━━━ Passage to read ━━━
The changes to the terraform
file looked like:
I’ll talk about the
network_config
in a while!
variable "ipv4_address" {
type = string
default = "192.168.1.116"
description = "IPV4 Address to be assigned to the new VM"
}
variable "public_key_path" {
type = string
default = "/home/carlos/.ssh/id_rsa.pub"
description = "Public key to be installed to guests"
}
resource "libvirt_cloudinit_disk" "commoninit" {
name = "commoninit.iso"
pool = libvirt_pool.home_assistant.name
user_data = templatefile("${path.module}/cloud_init.cfg", {
SSH_PUB_KEY: file(var.public_key_path)
})
network_config = templatefile("${path.module}/network_config.cfg", {
IPV4_ADDR: var.ipv4_address
})
}
And cloud init:
hostname: homeassistant
users:
- name: carlos
sudo: ALL=(ALL) NOPASSWD:ALL
ssh-authorized-keys:
- ${SSH_PUB_KEY}
Well, this is one point where the documentation tricked me. Searching the examples I could find several setups with a ssh_authorized_keys
parameter, but it simply did not work. Later on I discovered that ssh-authorized-keys
(note the underscore vs hyphen) was the one I was looking for. While debugging this, virsh console
was my friend since I was having trouble with ssh.
I was seeing something like this:
2021-10-11 18:35:47,565 - util.py[WARNING]: Failed to run command to import carlos SSH ids
2021-10-11 18:35:47,565 - util.py[DEBUG]: Failed to run command to import carlos SSH ids
Fortunately, I found the hyphen
difference (by accident) before going through the write_files
route, simply copying the files manually.
Other configuration that was tackled with cloud_init
was setting the default IP. Currently I bridge the host network to the guests, and I wanted to have a predefined IP configured. This required a change to a part of cloud_init
’s configuration and libvirt_domain
’s network_interface
.
Thankfully, on terraform script I just had to change the network_interface
to:
network_interface {
bridge = "kvm_br0"
━━━
Brief 1: Summarize the write-up on configuring a VM with Terraform and cloud-init in three sentences.
Brief 2: Reproduce the entries word for word from their first line through the line holding "x-tick-label-15: 15 [1563,1089,1632,1157]", inclusive.
The entries that follow have no connection to the write-up on Terraform and cloud-init.
━━━ Records for the task ━━━
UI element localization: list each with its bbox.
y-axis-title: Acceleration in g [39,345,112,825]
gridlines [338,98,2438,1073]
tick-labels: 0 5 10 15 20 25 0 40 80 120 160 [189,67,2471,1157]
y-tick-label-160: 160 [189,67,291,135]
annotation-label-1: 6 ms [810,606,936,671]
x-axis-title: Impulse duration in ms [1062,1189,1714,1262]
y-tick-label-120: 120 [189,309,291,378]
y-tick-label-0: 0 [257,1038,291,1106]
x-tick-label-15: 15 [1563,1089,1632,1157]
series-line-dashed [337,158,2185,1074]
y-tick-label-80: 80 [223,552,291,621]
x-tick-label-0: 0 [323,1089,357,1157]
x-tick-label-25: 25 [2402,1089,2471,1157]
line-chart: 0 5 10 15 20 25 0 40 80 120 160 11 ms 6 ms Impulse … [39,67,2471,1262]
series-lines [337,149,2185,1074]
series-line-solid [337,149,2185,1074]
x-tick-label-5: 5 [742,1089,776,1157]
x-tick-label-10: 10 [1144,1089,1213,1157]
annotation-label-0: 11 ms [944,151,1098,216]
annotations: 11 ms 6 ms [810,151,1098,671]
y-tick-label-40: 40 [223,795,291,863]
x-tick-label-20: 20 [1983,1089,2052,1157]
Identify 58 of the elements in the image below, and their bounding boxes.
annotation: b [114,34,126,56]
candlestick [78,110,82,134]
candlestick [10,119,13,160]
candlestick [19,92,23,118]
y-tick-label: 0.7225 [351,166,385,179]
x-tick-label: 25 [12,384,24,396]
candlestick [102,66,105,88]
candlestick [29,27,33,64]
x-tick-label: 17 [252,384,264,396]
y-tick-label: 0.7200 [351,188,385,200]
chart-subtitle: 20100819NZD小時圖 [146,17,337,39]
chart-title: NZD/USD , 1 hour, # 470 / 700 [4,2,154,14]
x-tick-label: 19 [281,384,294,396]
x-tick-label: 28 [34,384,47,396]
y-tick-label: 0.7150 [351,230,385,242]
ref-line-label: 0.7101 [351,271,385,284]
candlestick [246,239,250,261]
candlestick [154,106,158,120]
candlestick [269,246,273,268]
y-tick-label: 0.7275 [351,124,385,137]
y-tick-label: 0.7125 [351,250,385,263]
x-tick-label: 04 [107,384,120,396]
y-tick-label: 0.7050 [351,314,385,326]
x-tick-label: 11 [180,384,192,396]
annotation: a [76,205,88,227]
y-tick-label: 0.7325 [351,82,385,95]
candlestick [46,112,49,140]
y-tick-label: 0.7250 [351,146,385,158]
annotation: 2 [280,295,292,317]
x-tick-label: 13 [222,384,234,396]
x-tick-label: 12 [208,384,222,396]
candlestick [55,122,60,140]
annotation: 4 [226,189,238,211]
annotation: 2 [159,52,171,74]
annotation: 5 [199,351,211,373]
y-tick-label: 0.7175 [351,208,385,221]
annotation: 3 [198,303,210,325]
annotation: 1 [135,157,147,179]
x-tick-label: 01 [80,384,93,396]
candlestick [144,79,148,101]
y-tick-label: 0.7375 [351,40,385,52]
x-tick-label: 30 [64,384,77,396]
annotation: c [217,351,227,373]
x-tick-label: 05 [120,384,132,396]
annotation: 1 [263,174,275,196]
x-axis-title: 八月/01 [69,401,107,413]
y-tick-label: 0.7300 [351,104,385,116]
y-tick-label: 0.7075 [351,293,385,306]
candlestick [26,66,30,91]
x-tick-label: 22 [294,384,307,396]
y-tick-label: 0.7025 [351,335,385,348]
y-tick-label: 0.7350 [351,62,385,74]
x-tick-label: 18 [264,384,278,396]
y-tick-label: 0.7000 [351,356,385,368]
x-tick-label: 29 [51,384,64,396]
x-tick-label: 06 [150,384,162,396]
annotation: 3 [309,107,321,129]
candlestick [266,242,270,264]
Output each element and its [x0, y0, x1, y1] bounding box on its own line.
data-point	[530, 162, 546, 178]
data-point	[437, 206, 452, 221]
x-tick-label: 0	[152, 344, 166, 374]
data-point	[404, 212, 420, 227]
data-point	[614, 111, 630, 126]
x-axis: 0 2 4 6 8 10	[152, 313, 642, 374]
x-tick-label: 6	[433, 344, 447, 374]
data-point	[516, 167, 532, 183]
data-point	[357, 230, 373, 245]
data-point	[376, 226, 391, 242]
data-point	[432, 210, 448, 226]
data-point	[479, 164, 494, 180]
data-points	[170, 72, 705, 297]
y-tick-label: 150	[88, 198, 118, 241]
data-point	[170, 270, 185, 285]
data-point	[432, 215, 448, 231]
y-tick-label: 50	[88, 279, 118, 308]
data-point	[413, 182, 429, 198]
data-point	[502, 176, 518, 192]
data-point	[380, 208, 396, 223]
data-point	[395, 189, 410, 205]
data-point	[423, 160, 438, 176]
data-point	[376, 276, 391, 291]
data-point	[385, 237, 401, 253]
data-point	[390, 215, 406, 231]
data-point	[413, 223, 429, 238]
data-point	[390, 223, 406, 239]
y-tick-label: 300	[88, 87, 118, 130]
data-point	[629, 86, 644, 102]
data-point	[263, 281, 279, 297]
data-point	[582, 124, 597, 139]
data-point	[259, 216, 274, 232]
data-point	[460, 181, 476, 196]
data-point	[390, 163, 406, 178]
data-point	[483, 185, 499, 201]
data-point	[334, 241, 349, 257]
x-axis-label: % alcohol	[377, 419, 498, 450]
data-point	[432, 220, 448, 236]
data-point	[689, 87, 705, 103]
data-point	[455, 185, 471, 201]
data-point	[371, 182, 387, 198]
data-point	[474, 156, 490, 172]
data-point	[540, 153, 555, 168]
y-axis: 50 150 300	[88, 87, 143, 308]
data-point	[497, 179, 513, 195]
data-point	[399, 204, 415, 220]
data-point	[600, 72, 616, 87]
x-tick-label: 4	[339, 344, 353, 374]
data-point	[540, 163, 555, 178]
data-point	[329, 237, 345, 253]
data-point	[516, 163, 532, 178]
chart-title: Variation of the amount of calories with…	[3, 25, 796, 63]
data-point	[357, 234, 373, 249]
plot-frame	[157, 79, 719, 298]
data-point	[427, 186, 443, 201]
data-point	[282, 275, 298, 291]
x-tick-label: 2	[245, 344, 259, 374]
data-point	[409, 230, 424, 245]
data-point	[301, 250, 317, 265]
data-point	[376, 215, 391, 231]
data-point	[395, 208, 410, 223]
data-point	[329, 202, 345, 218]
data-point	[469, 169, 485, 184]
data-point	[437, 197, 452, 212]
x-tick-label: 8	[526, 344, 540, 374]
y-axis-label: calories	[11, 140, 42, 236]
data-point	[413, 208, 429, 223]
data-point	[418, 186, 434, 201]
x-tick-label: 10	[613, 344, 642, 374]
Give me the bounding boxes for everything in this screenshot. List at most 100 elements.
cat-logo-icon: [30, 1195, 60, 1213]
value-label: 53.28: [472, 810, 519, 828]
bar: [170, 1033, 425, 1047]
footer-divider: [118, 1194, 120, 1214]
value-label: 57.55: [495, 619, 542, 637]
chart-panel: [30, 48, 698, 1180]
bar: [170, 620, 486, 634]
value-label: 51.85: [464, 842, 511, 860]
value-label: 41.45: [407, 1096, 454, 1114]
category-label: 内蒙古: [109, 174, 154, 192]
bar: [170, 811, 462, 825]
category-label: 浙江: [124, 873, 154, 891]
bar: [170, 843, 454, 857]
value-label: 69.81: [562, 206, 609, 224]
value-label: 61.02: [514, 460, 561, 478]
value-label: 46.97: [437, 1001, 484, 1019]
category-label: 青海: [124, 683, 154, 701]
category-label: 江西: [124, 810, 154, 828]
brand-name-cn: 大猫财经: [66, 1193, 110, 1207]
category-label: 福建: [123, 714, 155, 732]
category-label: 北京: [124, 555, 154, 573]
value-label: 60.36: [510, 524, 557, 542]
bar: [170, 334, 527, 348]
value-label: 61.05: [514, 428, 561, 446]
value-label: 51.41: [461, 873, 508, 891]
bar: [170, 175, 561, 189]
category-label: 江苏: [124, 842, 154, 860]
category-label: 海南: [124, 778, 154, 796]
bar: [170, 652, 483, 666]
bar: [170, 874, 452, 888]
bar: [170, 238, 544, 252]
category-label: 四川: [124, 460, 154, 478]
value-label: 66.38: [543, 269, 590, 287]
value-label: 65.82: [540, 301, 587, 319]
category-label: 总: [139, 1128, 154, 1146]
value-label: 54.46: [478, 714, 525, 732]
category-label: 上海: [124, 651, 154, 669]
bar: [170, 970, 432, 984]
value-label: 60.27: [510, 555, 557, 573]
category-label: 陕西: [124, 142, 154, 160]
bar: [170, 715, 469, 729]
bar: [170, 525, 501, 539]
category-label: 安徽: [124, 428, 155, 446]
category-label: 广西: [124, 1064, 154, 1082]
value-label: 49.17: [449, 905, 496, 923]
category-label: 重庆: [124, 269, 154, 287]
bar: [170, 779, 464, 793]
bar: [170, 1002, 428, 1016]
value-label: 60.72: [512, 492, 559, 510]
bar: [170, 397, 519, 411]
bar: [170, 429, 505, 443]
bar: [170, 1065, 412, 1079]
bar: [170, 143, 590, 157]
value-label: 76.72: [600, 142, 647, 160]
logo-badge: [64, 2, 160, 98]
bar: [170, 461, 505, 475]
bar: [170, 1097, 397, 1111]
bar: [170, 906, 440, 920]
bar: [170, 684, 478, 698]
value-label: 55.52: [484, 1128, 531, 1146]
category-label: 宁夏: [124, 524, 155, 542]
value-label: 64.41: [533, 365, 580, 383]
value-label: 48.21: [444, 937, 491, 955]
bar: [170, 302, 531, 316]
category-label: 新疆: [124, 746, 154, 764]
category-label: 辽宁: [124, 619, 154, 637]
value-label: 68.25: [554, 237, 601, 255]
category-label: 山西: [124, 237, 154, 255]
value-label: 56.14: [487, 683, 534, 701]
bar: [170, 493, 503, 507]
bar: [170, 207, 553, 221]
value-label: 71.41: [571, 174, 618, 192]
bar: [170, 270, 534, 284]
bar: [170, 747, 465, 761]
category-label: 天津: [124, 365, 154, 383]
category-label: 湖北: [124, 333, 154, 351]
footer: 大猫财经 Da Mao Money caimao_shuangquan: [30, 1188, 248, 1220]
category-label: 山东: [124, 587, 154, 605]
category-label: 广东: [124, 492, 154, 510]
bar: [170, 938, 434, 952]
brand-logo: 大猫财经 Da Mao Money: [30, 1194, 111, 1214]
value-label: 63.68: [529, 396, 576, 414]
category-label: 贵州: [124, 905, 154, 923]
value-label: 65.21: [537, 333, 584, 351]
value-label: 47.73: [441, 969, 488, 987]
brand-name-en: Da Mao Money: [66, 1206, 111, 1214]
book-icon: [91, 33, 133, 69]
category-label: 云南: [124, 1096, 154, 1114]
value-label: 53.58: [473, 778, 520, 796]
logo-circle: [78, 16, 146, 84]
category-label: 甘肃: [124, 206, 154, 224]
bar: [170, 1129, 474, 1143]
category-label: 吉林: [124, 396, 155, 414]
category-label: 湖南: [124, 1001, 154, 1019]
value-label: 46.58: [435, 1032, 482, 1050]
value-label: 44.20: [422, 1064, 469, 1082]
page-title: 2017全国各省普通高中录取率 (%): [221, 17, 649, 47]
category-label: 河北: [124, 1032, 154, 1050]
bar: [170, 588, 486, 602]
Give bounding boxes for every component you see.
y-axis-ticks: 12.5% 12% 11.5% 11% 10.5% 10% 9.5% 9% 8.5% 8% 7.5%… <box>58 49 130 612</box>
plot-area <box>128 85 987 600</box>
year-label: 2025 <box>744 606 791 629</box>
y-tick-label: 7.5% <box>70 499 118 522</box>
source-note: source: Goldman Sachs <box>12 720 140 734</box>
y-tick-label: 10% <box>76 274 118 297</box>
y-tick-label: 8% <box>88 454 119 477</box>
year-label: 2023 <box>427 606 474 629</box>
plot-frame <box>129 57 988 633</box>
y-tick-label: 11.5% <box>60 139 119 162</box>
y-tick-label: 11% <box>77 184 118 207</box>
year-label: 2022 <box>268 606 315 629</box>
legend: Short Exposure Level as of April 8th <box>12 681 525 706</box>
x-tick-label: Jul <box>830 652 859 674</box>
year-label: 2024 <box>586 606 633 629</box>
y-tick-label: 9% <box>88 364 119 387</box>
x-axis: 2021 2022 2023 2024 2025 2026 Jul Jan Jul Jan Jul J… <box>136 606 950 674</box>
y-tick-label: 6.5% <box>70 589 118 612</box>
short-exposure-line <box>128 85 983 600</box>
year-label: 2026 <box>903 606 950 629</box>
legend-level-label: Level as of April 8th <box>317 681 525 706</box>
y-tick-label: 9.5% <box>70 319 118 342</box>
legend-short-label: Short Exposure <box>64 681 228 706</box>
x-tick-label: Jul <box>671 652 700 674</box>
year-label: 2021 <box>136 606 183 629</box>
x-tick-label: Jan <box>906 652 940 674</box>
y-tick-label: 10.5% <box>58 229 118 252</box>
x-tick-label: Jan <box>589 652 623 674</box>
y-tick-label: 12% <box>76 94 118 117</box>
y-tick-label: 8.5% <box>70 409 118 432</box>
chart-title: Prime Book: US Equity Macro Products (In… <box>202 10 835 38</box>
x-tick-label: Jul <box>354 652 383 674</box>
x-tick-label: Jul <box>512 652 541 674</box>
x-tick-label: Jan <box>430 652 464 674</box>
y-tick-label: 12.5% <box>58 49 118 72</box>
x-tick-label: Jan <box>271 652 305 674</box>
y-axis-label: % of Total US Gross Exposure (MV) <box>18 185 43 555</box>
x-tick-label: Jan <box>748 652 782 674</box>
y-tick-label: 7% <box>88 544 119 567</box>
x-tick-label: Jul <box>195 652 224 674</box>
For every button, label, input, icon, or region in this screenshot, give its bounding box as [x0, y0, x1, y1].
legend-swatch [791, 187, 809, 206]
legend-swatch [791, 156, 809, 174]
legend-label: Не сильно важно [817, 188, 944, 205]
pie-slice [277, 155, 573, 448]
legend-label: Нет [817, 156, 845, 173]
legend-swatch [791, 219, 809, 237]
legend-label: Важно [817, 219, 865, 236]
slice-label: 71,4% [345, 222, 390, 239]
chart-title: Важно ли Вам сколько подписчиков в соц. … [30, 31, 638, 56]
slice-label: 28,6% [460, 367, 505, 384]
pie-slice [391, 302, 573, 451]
━━━
Task answer 1: The author changed the Terraform file to add variables for an IPv4 address and a public key path, and to build a cloud-init disk from templated user data and network configuration. The cloud-init parameter that worked was ssh-authorized-keys with a hyphen rather than ssh_authorized_keys, a difference found by accident while debugging with virsh console. Cloud-init was also used to set a predefined IP for guests on a bridged host network, which required changing the network_interface in the Terraform script.

Task answer 2:
UI element localization: list each with its bbox.
y-axis-title: Acceleration in g [39,345,112,825]
gridlines [338,98,2438,1073]
tick-labels: 0 5 10 15 20 25 0 40 80 120 160 [189,67,2471,1157]
y-tick-label-160: 160 [189,67,291,135]
annotation-label-1: 6 ms [810,606,936,671]
x-axis-title: Impulse duration in ms [1062,1189,1714,1262]
y-tick-label-120: 120 [189,309,291,378]
y-tick-label-0: 0 [257,1038,291,1106]
x-tick-label-15: 15 [1563,1089,1632,1157]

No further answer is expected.